* Data excerpts *
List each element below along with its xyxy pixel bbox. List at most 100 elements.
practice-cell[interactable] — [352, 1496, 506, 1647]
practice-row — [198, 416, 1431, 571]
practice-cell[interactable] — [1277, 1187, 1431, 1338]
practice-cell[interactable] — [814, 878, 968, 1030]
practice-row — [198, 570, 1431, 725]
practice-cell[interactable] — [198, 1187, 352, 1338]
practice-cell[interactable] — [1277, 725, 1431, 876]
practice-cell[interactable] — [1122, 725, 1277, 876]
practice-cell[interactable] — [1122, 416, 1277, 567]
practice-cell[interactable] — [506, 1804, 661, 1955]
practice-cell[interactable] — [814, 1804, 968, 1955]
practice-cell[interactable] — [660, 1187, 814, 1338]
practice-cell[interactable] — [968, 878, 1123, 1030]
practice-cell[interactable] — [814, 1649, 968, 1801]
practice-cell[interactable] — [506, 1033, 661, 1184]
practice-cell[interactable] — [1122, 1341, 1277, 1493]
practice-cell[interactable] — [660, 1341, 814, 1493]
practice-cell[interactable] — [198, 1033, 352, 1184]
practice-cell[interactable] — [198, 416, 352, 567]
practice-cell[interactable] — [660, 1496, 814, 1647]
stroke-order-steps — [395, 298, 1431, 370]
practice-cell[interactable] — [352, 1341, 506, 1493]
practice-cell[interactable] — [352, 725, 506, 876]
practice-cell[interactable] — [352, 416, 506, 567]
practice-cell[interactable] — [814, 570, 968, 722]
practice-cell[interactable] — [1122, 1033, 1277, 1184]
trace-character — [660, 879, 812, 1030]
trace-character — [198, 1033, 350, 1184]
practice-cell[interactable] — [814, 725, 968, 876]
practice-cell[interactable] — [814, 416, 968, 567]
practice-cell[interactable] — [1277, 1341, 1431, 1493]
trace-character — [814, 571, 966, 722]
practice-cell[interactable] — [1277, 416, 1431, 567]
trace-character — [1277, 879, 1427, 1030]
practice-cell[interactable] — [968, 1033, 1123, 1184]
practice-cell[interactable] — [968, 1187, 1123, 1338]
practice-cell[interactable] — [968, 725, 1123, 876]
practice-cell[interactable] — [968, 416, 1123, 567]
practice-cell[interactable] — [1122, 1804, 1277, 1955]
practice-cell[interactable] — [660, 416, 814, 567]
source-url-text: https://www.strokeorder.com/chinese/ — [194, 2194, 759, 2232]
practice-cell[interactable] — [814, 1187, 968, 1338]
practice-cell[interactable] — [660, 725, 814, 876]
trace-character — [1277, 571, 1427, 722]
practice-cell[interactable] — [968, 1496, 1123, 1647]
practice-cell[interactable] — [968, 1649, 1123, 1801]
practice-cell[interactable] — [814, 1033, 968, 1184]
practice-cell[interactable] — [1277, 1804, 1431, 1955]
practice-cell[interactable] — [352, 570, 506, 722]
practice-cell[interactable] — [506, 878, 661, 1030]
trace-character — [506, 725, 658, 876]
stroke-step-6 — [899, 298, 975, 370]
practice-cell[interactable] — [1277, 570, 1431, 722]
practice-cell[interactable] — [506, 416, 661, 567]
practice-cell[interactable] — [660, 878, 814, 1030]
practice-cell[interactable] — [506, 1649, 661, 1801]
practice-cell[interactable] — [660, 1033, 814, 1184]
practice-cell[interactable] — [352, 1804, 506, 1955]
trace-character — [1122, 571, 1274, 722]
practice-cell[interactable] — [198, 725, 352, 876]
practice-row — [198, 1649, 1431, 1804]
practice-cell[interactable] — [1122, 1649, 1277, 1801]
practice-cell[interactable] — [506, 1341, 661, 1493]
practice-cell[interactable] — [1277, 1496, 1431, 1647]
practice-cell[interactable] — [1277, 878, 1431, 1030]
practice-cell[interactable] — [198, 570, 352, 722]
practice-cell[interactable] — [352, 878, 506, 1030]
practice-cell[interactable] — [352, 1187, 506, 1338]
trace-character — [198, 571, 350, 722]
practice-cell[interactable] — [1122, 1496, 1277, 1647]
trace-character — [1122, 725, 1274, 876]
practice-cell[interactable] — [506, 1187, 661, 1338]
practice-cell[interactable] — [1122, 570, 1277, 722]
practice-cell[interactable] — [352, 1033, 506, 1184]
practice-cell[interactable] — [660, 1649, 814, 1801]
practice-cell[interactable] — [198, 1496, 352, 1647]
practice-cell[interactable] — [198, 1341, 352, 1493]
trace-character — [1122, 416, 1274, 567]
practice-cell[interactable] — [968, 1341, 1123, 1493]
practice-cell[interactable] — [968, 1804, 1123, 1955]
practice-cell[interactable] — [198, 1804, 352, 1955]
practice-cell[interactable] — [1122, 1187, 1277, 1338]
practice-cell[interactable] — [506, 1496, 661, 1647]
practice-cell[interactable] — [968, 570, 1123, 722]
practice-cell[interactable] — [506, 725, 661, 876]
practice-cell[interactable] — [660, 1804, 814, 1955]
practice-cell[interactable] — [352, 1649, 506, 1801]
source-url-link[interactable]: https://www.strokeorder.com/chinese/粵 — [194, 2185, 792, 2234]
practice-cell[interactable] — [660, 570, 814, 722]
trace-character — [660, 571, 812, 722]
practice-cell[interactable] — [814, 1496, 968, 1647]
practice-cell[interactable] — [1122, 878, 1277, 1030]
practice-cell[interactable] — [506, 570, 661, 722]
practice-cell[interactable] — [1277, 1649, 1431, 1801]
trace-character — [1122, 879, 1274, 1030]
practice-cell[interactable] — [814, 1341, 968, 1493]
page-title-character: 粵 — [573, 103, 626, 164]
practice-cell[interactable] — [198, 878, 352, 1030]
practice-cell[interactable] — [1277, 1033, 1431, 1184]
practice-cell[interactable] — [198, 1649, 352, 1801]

* Problem details *
Which lines of the entries above contain the string "chinese"? Select each of them, counting only matches with the same case.

* Solution *
source-url-text: https://www.strokeorder.com/chinese/ — [194, 2194, 759, 2232]
source-url-link[interactable]: https://www.strokeorder.com/chinese/粵 — [194, 2185, 792, 2234]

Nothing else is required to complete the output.